• **Exercise prompt**: Copy each line below that contains "JSON".

───── Data lines ─────

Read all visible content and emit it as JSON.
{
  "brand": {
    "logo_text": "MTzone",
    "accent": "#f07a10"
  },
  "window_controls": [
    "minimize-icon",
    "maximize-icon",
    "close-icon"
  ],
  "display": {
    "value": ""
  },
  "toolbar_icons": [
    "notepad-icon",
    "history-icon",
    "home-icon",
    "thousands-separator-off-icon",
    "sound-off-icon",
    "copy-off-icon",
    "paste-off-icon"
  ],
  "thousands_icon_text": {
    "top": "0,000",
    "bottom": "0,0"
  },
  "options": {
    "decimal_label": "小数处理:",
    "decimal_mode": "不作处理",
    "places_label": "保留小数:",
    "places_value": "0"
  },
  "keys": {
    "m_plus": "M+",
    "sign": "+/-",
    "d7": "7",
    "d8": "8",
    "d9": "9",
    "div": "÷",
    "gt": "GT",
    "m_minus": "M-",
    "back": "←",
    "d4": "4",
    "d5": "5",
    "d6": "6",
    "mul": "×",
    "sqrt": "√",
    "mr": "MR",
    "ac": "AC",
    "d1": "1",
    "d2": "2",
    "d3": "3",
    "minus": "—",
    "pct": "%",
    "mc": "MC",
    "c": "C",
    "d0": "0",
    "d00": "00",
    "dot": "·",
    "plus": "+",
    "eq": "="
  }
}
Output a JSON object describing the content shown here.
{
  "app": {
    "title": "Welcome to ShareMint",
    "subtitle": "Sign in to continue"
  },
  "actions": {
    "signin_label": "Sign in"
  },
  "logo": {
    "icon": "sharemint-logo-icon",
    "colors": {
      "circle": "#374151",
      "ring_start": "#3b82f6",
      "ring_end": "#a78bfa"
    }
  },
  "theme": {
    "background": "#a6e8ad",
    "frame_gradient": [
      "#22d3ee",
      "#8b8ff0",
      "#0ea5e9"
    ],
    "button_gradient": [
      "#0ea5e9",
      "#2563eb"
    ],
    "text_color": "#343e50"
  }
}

─────

• **Answer**:
Read all visible content and emit it as JSON.
Output a JSON object describing the content shown here.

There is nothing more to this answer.